Your task is to output the entries below word for word.
— Start of MATERIAL FOR THIS EXERCISE —
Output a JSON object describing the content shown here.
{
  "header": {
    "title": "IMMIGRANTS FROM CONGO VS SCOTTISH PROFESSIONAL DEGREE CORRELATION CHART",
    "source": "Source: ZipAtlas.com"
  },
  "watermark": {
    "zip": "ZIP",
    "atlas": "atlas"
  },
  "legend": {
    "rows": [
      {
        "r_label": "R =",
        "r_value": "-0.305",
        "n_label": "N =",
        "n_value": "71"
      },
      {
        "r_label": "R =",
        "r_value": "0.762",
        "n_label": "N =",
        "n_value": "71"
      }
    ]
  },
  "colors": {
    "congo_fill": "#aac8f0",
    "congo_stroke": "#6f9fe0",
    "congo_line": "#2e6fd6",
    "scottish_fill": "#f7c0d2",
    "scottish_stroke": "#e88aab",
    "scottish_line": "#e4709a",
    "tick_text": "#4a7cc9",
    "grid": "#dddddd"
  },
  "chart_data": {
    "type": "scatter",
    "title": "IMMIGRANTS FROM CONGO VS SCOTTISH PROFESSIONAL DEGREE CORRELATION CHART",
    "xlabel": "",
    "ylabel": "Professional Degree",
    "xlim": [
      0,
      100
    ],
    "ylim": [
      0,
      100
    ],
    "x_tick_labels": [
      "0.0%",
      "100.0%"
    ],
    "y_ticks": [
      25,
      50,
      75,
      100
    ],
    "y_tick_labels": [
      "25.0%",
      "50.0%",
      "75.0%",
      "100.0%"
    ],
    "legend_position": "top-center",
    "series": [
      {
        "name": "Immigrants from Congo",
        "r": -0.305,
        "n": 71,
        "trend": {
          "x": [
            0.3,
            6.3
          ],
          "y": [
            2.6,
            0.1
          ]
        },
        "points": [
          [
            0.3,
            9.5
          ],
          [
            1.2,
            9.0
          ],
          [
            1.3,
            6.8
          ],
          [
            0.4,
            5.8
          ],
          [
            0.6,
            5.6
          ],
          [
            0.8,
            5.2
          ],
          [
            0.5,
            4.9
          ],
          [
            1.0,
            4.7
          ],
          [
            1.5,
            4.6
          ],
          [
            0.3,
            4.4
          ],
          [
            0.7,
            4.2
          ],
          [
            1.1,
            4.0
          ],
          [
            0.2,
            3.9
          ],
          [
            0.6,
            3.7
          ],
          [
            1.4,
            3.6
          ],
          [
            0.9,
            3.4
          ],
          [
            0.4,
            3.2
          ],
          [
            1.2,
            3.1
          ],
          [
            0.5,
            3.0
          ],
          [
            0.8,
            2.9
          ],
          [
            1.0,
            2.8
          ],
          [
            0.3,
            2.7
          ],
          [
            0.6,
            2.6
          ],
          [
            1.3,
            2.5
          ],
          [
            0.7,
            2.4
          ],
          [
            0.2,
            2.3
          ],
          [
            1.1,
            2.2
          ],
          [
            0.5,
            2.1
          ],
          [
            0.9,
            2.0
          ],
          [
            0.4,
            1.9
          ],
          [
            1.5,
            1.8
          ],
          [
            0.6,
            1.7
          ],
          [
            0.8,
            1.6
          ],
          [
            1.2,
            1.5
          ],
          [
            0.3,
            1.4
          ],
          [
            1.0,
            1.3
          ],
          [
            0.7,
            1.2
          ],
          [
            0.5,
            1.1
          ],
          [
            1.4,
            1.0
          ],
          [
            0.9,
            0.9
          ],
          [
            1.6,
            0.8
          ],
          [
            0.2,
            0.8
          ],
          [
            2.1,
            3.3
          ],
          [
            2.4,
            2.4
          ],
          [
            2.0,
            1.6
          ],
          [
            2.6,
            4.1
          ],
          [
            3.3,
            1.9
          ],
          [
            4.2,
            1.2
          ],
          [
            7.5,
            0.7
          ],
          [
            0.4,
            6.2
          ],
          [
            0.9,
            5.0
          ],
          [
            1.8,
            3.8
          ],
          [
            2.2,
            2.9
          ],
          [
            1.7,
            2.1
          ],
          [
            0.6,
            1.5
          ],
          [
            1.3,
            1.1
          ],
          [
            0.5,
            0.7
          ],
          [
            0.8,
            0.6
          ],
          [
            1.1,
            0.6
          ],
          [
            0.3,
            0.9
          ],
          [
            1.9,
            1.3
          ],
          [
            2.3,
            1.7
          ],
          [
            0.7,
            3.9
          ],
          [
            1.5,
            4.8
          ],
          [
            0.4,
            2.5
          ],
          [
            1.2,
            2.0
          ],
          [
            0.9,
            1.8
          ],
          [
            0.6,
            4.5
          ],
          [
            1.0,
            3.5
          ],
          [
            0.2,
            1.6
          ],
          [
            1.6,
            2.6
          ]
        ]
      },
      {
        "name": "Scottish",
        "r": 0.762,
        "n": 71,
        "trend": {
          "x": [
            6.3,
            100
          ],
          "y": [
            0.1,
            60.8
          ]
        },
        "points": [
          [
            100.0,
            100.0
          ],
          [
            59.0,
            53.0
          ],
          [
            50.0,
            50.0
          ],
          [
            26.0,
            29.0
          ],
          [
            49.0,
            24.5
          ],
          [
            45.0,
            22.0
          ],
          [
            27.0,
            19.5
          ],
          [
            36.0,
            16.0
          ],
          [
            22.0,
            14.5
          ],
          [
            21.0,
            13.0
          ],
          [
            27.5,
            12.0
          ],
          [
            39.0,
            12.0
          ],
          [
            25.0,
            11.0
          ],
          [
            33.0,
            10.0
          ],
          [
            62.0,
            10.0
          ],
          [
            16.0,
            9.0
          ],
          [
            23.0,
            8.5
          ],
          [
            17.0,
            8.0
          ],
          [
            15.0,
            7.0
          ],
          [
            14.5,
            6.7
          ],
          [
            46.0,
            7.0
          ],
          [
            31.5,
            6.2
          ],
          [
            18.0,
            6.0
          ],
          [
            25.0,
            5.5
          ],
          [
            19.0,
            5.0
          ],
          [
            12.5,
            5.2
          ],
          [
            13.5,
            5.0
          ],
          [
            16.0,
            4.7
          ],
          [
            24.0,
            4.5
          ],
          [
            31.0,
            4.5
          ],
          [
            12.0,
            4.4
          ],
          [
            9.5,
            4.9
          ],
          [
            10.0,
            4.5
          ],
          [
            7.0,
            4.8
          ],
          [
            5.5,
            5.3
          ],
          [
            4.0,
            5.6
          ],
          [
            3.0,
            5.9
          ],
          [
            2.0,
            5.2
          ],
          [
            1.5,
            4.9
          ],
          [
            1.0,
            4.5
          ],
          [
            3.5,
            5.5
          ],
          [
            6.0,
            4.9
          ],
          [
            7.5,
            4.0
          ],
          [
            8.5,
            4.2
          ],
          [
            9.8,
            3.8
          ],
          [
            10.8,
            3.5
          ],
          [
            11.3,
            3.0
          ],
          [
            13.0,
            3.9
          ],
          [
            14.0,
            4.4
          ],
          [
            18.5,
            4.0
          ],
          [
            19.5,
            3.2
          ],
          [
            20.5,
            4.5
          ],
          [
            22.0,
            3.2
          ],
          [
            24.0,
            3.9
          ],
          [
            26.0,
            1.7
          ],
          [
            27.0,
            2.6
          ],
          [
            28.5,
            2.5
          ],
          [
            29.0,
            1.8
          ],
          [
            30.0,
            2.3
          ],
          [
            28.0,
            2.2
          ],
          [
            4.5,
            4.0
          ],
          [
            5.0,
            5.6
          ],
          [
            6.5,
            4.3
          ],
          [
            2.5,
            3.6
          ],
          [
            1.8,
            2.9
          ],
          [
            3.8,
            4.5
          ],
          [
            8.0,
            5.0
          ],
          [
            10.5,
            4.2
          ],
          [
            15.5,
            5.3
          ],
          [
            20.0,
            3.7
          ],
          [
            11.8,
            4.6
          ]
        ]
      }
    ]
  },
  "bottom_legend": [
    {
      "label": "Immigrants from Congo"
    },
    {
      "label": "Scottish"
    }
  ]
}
— End of MATERIAL FOR THIS EXERCISE —
[RESPONSE BELOW]
Output a JSON object describing the content shown here.
{
  "header": {
    "title": "IMMIGRANTS FROM CONGO VS SCOTTISH PROFESSIONAL DEGREE CORRELATION CHART",
    "source": "Source: ZipAtlas.com"
  },
  "watermark": {
    "zip": "ZIP",
    "atlas": "atlas"
  },
  "legend": {
    "rows": [
      {
        "r_label": "R =",
        "r_value": "-0.305",
        "n_label": "N =",
        "n_value": "71"
      },
      {
        "r_label": "R =",
        "r_value": "0.762",
        "n_label": "N =",
        "n_value": "71"
      }
    ]
  },
  "colors": {
    "congo_fill": "#aac8f0",
    "congo_stroke": "#6f9fe0",
    "congo_line": "#2e6fd6",
    "scottish_fill": "#f7c0d2",
    "scottish_stroke": "#e88aab",
    "scottish_line": "#e4709a",
    "tick_text": "#4a7cc9",
    "grid": "#dddddd"
  },
  "chart_data": {
    "type": "scatter",
    "title": "IMMIGRANTS FROM CONGO VS SCOTTISH PROFESSIONAL DEGREE CORRELATION CHART",
    "xlabel": "",
    "ylabel": "Professional Degree",
    "xlim": [
      0,
      100
    ],
    "ylim": [
      0,
      100
    ],
    "x_tick_labels": [
      "0.0%",
      "100.0%"
    ],
    "y_ticks": [
      25,
      50,
      75,
      100
    ],
    "y_tick_labels": [
      "25.0%",
      "50.0%",
      "75.0%",
      "100.0%"
    ],
    "legend_position": "top-center",
    "series": [
      {
        "name": "Immigrants from Congo",
        "r": -0.305,
        "n": 71,
        "trend": {
          "x": [
            0.3,
            6.3
          ],
          "y": [
            2.6,
            0.1
          ]
        },
        "points": [
          [
            0.3,
            9.5
          ],
          [
            1.2,
            9.0
          ],
          [
            1.3,
            6.8
          ],
          [
            0.4,
            5.8
          ],
          [
            0.6,
            5.6
          ],
          [
            0.8,
            5.2
          ],
          [
            0.5,
            4.9
          ],
          [
            1.0,
            4.7
          ],
          [
            1.5,
            4.6
          ],
          [
            0.3,
            4.4
          ],
          [
            0.7,
            4.2
          ],
          [
            1.1,
            4.0
          ],
          [
            0.2,
            3.9
          ],
          [
            0.6,
            3.7
          ],
          [
            1.4,
            3.6
          ],
          [
            0.9,
            3.4
          ],
          [
            0.4,
            3.2
          ],
          [
            1.2,
            3.1
          ],
          [
            0.5,
            3.0
          ],
          [
            0.8,
            2.9
          ],
          [
            1.0,
            2.8
          ],
          [
            0.3,
            2.7
          ],
          [
            0.6,
            2.6
          ],
          [
            1.3,
            2.5
          ],
          [
            0.7,
            2.4
          ],
          [
            0.2,
            2.3
          ],
          [
            1.1,
            2.2
          ],
          [
            0.5,
            2.1
          ],
          [
            0.9,
            2.0
          ],
          [
            0.4,
            1.9
          ],
          [
            1.5,
            1.8
          ],
          [
            0.6,
            1.7
          ],
          [
            0.8,
            1.6
          ],
          [
            1.2,
            1.5
          ],
          [
            0.3,
            1.4
          ],
          [
            1.0,
            1.3
          ],
          [
            0.7,
            1.2
          ],
          [
            0.5,
            1.1
          ],
          [
            1.4,
            1.0
          ],
          [
            0.9,
            0.9
          ],
          [
            1.6,
            0.8
          ],
          [
            0.2,
            0.8
          ],
          [
            2.1,
            3.3
          ],
          [
            2.4,
            2.4
          ],
          [
            2.0,
            1.6
          ],
          [
            2.6,
            4.1
          ],
          [
            3.3,
            1.9
          ],
          [
            4.2,
            1.2
          ],
          [
            7.5,
            0.7
          ],
          [
            0.4,
            6.2
          ],
          [
            0.9,
            5.0
          ],
          [
            1.8,
            3.8
          ],
          [
            2.2,
            2.9
          ],
          [
            1.7,
            2.1
          ],
          [
            0.6,
            1.5
          ],
          [
            1.3,
            1.1
          ],
          [
            0.5,
            0.7
          ],
          [
            0.8,
            0.6
          ],
          [
            1.1,
            0.6
          ],
          [
            0.3,
            0.9
          ],
          [
            1.9,
            1.3
          ],
          [
            2.3,
            1.7
          ],
          [
            0.7,
            3.9
          ],
          [
            1.5,
            4.8
          ],
          [
            0.4,
            2.5
          ],
          [
            1.2,
            2.0
          ],
          [
            0.9,
            1.8
          ],
          [
            0.6,
            4.5
          ],
          [
            1.0,
            3.5
          ],
          [
            0.2,
            1.6
          ],
          [
            1.6,
            2.6
          ]
        ]
      },
      {
        "name": "Scottish",
        "r": 0.762,
        "n": 71,
        "trend": {
          "x": [
            6.3,
            100
          ],
          "y": [
            0.1,
            60.8
          ]
        },
        "points": [
          [
            100.0,
            100.0
          ],
          [
            59.0,
            53.0
          ],
          [
            50.0,
            50.0
          ],
          [
            26.0,
            29.0
          ],
          [
            49.0,
            24.5
          ],
          [
            45.0,
            22.0
          ],
          [
            27.0,
            19.5
          ],
          [
            36.0,
            16.0
          ],
          [
            22.0,
            14.5
          ],
          [
            21.0,
            13.0
          ],
          [
            27.5,
            12.0
          ],
          [
            39.0,
            12.0
          ],
          [
            25.0,
            11.0
          ],
          [
            33.0,
            10.0
          ],
          [
            62.0,
            10.0
          ],
          [
            16.0,
            9.0
          ],
          [
            23.0,
            8.5
          ],
          [
            17.0,
            8.0
          ],
          [
            15.0,
            7.0
          ],
          [
            14.5,
            6.7
          ],
          [
            46.0,
            7.0
          ],
          [
            31.5,
            6.2
          ],
          [
            18.0,
            6.0
          ],
          [
            25.0,
            5.5
          ],
          [
            19.0,
            5.0
          ],
          [
            12.5,
            5.2
          ],
          [
            13.5,
            5.0
          ],
          [
            16.0,
            4.7
          ],
          [
            24.0,
            4.5
          ],
          [
            31.0,
            4.5
          ],
          [
            12.0,
            4.4
          ],
          [
            9.5,
            4.9
          ],
          [
            10.0,
            4.5
          ],
          [
            7.0,
            4.8
          ],
          [
            5.5,
            5.3
          ],
          [
            4.0,
            5.6
          ],
          [
            3.0,
            5.9
          ],
          [
            2.0,
            5.2
          ],
          [
            1.5,
            4.9
          ],
          [
            1.0,
            4.5
          ],
          [
            3.5,
            5.5
          ],
          [
            6.0,
            4.9
          ],
          [
            7.5,
            4.0
          ],
          [
            8.5,
            4.2
          ],
          [
            9.8,
            3.8
          ],
          [
            10.8,
            3.5
          ],
          [
            11.3,
            3.0
          ],
          [
            13.0,
            3.9
          ],
          [
            14.0,
            4.4
          ],
          [
            18.5,
            4.0
          ],
          [
            19.5,
            3.2
          ],
          [
            20.5,
            4.5
          ],
          [
            22.0,
            3.2
          ],
          [
            24.0,
            3.9
          ],
          [
            26.0,
            1.7
          ],
          [
            27.0,
            2.6
          ],
          [
            28.5,
            2.5
          ],
          [
            29.0,
            1.8
          ],
          [
            30.0,
            2.3
          ],
          [
            28.0,
            2.2
          ],
          [
            4.5,
            4.0
          ],
          [
            5.0,
            5.6
          ],
          [
            6.5,
            4.3
          ],
          [
            2.5,
            3.6
          ],
          [
            1.8,
            2.9
          ],
          [
            3.8,
            4.5
          ],
          [
            8.0,
            5.0
          ],
          [
            10.5,
            4.2
          ],
          [
            15.5,
            5.3
          ],
          [
            20.0,
            3.7
          ],
          [
            11.8,
            4.6
          ]
        ]
      }
    ]
  },
  "bottom_legend": [
    {
      "label": "Immigrants from Congo"
    },
    {
      "label": "Scottish"
    }
  ]
}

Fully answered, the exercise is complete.